= Problem to solve =
Search the material for the word "Help" and report each line where it turns up.

Extracted data entries:
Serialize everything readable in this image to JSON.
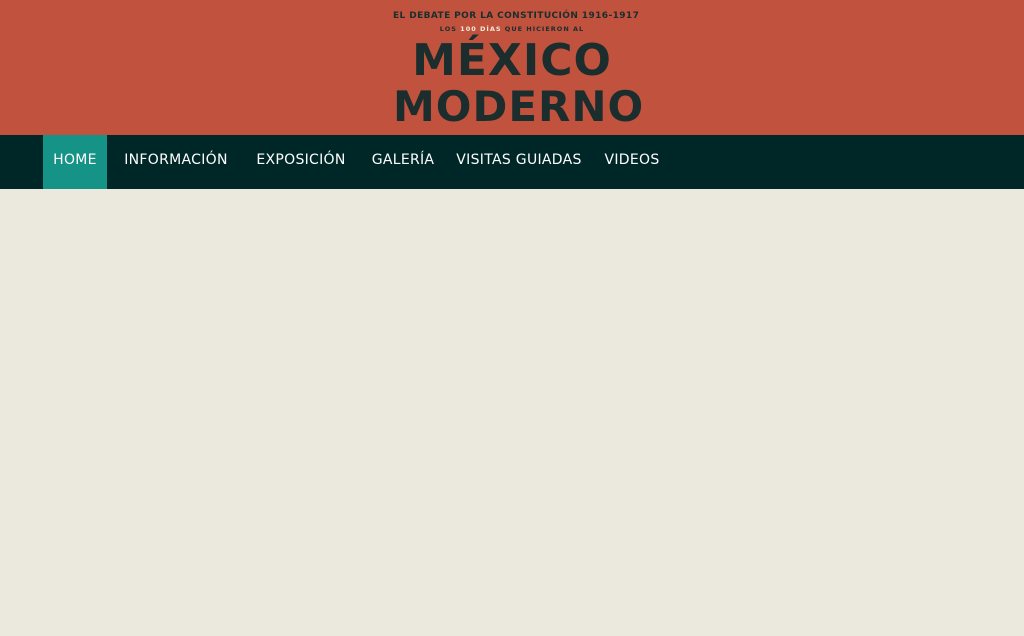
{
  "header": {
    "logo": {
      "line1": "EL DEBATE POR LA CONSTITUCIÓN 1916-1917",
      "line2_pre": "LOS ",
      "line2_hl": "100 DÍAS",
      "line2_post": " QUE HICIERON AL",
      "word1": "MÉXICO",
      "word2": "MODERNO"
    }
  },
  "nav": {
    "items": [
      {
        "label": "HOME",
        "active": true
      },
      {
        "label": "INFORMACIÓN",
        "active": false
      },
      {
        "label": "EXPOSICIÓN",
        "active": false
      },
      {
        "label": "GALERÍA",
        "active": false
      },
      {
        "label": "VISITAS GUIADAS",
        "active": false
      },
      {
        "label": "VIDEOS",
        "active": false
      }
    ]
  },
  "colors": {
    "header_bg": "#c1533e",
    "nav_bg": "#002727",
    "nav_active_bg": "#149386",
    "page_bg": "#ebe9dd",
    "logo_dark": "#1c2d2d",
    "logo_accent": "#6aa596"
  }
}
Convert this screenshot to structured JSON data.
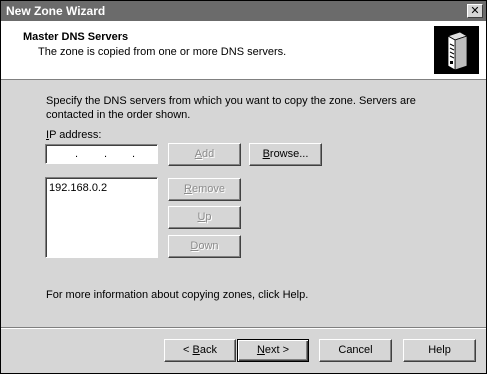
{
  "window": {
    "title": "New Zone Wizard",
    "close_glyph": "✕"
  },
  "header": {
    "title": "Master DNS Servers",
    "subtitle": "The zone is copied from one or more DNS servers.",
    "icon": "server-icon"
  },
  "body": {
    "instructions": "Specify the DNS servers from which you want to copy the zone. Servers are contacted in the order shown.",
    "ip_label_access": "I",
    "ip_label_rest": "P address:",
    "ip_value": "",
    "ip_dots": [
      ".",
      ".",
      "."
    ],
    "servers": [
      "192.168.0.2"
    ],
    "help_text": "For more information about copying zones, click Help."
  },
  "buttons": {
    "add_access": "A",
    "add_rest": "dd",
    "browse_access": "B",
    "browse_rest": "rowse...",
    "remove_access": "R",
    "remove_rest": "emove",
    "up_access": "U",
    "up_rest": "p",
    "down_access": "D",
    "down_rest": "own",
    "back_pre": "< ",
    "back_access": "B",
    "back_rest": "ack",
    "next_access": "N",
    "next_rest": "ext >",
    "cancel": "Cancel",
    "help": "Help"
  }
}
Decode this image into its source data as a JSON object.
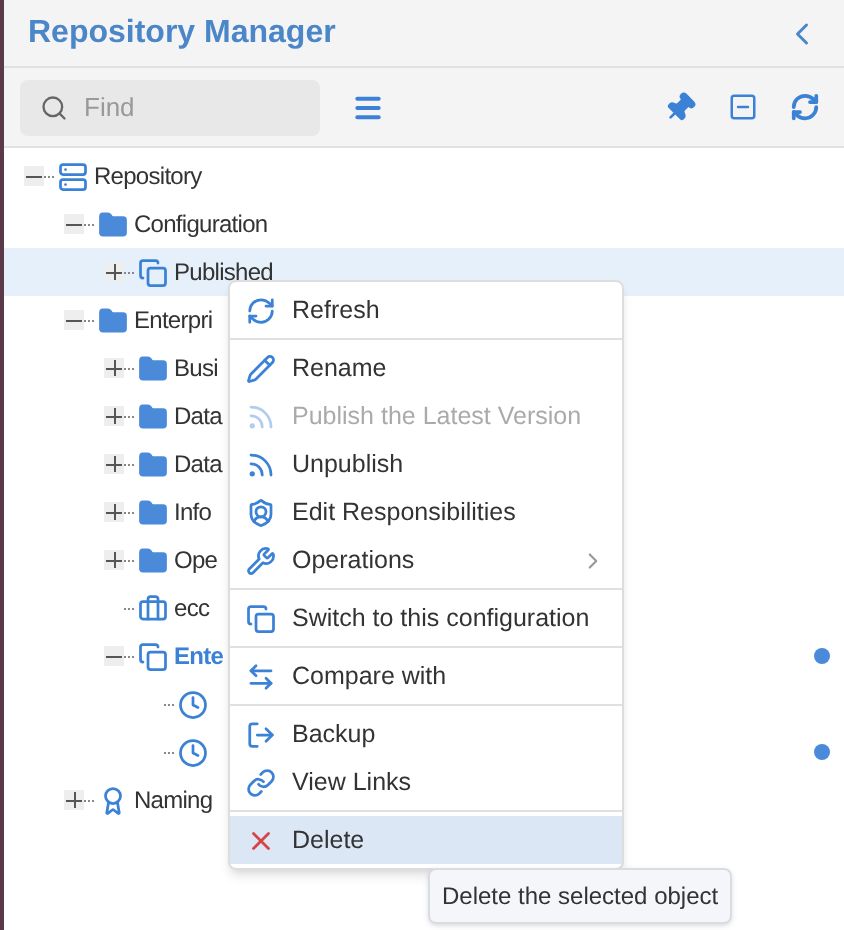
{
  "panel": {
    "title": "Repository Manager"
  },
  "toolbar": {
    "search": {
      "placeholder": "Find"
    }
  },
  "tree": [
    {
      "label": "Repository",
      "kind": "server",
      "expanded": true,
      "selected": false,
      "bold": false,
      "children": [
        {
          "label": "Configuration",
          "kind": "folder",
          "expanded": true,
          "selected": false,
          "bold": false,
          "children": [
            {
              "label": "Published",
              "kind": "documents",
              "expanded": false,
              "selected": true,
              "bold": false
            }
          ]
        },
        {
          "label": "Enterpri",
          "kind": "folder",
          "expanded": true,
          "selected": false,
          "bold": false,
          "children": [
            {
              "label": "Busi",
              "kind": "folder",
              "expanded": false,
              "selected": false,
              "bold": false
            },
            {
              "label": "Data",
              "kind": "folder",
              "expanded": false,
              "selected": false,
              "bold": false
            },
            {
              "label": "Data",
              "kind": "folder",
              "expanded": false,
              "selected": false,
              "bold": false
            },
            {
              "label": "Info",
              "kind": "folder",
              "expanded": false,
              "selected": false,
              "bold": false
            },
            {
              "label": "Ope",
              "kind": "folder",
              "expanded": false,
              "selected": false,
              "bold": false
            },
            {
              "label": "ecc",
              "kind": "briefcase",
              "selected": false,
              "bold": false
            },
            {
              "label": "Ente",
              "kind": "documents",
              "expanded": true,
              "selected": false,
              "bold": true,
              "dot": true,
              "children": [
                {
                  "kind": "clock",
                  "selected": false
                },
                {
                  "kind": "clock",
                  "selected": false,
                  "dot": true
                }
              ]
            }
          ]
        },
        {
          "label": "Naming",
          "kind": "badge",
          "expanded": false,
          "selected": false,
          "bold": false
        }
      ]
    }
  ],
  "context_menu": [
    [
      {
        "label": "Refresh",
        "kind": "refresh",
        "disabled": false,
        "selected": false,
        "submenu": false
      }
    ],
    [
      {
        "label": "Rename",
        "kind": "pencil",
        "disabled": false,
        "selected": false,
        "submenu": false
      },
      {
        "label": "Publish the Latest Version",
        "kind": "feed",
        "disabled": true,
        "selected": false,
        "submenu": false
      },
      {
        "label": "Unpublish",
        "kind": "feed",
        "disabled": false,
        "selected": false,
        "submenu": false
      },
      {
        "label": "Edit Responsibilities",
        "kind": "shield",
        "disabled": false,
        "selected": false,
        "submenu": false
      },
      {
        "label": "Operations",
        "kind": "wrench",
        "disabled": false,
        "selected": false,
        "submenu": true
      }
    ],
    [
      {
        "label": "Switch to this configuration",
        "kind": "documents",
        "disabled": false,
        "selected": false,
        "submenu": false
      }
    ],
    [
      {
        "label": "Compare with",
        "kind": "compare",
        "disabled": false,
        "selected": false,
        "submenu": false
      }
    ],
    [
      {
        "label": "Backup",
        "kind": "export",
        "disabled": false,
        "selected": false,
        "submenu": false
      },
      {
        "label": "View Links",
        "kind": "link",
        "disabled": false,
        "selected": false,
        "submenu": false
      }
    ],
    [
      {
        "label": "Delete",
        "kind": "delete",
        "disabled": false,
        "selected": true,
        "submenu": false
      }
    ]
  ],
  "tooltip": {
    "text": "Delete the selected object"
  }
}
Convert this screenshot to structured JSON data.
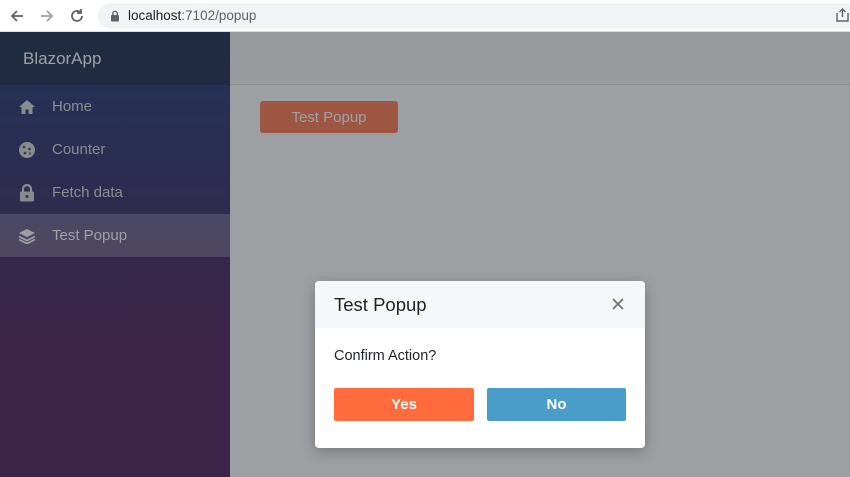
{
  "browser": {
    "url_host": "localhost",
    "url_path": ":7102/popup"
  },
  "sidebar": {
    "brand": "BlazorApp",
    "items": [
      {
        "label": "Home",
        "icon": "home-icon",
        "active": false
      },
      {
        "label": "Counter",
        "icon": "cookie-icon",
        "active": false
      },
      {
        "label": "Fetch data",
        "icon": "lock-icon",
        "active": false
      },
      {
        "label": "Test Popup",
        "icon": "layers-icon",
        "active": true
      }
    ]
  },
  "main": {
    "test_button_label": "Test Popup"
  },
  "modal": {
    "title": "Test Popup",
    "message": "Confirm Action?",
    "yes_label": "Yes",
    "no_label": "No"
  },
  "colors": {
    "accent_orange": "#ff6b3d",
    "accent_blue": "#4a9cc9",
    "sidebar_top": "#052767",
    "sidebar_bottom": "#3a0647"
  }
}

= The result =
    "help_text": "For more information about copying zones, click Help."
    "help": "Help"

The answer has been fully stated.